Do this:
Report only the number of lines in the records that contain the word "projects".
+++
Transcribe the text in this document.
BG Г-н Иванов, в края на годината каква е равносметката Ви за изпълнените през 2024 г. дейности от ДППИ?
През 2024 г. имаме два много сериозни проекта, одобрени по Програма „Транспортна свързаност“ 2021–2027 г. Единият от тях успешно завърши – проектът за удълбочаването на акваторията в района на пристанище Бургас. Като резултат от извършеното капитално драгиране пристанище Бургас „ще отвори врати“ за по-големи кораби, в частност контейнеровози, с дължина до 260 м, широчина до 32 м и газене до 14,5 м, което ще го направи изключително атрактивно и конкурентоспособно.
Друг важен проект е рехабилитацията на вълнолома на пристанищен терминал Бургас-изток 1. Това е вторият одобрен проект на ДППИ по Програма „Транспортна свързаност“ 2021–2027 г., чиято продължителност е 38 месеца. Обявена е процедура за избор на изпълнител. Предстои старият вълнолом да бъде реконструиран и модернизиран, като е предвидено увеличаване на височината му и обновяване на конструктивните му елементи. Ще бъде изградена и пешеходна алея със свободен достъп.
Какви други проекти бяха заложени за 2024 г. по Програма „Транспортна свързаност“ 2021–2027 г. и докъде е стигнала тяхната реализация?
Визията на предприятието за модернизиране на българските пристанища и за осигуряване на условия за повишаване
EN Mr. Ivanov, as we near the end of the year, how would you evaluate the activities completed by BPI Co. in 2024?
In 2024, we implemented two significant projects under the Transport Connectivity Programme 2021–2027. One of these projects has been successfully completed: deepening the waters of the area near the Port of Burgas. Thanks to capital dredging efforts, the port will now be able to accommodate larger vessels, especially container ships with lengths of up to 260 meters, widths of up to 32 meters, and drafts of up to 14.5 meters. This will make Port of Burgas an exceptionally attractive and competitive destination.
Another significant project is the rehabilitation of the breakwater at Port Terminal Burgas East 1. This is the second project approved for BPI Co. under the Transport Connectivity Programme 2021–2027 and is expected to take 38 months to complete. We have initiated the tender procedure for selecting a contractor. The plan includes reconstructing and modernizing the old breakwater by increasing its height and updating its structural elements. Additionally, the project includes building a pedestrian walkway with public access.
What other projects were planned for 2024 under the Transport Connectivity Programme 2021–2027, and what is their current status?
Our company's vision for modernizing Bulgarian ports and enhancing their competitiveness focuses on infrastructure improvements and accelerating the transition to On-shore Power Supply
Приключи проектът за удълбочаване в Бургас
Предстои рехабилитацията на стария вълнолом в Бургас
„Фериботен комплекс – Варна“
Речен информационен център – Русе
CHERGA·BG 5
+++
Written solution:
2